◆ Set exercise ◆
Write out each line in which the string "hands" is present.
* Begin Listed entries *
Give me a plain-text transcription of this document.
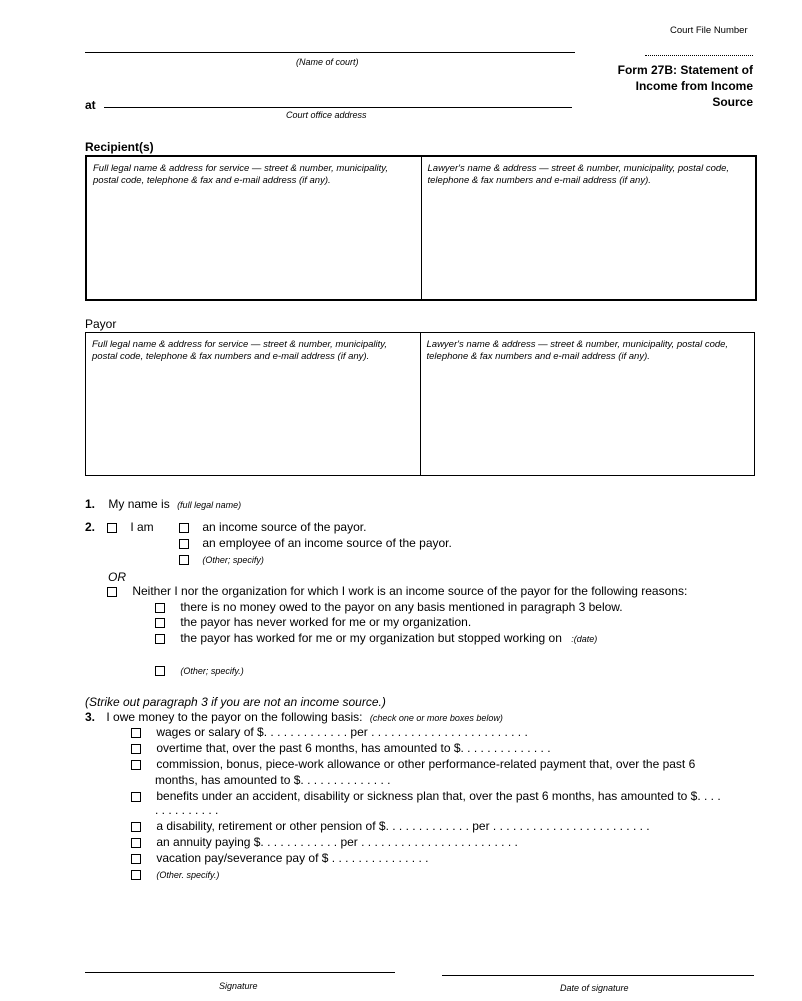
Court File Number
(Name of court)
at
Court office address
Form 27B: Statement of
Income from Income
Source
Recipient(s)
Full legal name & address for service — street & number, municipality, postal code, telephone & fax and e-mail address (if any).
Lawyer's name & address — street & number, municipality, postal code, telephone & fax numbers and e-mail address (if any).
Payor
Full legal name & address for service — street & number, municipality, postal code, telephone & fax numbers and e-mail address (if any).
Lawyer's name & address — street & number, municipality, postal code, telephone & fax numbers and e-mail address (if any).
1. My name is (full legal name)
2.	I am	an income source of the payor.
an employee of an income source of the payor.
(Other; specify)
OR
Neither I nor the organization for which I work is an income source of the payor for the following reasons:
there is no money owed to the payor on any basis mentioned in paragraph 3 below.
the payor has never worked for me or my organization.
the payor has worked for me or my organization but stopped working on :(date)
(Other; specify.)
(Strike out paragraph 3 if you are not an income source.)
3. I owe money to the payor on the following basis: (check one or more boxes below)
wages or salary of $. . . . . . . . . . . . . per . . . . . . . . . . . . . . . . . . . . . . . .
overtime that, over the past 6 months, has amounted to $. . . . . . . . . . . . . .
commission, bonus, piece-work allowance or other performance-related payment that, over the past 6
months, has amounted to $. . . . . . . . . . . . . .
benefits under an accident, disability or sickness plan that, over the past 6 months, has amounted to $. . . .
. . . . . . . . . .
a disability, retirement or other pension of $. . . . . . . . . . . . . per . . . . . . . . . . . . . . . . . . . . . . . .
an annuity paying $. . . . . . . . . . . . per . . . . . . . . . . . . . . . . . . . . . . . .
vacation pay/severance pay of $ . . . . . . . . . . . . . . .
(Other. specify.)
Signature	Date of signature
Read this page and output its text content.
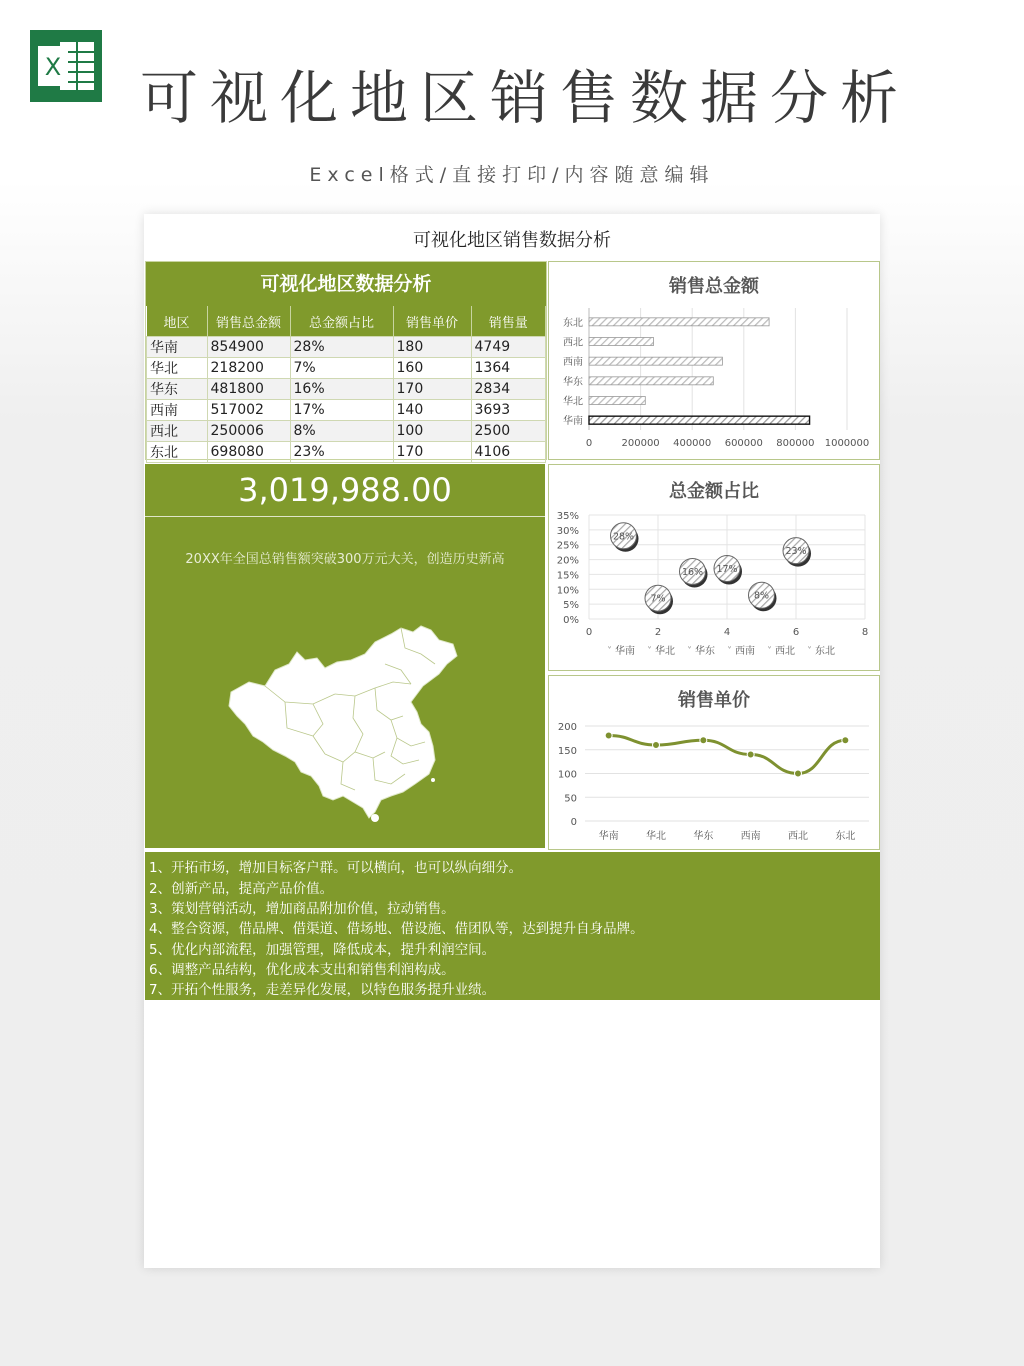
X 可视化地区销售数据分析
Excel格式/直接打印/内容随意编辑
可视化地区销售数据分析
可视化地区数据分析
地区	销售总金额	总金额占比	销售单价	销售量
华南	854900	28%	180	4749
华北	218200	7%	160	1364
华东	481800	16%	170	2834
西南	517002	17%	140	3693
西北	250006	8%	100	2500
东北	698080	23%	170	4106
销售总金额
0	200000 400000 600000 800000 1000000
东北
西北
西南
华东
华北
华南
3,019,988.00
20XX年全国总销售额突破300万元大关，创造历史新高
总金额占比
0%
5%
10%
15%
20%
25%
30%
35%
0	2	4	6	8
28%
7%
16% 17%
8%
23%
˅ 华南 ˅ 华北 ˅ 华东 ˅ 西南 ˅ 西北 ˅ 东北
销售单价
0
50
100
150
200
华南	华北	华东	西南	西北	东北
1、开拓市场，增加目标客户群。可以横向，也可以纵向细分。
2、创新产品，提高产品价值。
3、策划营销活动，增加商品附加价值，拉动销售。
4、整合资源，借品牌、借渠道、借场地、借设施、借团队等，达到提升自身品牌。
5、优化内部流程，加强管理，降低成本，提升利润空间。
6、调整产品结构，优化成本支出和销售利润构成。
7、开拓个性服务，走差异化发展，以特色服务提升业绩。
* End Listed entries *
* Begin Listed entries *
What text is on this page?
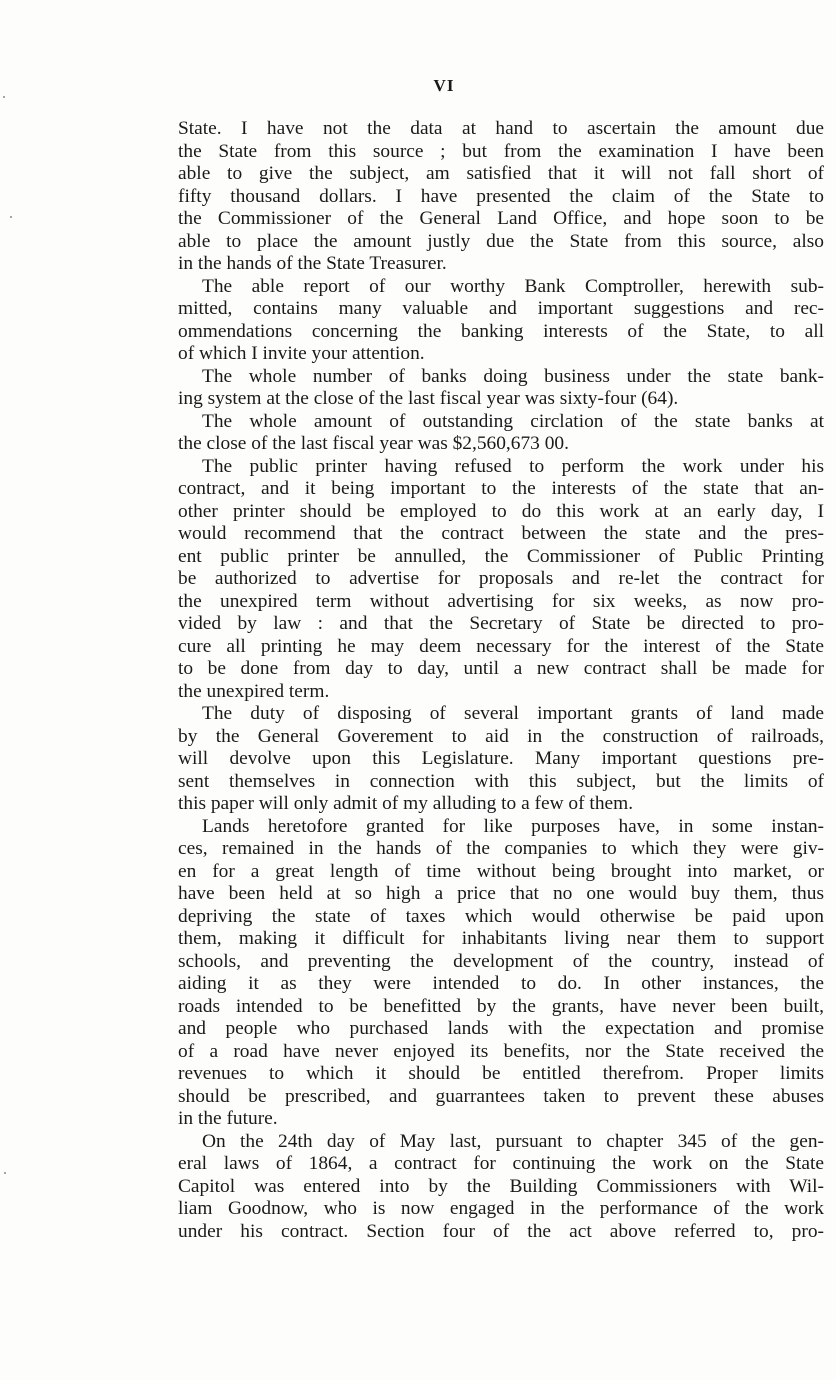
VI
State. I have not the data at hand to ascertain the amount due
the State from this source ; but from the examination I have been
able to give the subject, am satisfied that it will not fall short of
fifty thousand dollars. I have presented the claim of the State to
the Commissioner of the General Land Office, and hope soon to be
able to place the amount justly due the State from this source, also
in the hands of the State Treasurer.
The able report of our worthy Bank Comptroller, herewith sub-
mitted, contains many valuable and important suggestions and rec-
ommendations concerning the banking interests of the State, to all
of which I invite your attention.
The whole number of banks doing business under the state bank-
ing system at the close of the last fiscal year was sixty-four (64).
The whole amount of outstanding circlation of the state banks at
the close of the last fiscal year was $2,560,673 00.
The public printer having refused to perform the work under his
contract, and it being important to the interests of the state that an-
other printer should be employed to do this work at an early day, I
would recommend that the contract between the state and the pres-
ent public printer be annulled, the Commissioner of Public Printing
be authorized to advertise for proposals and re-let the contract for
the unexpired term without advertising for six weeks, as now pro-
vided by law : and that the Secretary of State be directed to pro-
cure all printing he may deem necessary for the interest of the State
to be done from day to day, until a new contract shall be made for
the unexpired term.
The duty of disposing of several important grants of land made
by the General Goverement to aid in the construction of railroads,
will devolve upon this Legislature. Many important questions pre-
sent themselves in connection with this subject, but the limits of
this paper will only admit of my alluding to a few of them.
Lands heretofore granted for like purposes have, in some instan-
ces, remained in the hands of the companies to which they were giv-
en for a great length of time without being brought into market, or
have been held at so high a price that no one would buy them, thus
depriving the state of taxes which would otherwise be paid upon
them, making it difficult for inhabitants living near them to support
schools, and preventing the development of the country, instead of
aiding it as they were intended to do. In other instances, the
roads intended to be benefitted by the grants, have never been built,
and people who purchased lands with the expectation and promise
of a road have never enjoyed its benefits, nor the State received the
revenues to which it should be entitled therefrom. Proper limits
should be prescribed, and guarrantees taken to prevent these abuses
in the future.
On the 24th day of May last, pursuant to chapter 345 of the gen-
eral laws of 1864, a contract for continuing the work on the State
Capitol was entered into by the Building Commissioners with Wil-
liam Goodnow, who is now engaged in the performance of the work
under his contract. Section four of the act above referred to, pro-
* End Listed entries *
◆ Worked answer ◆
in the hands of the State Treasurer.
ces, remained in the hands of the companies to which they were giv-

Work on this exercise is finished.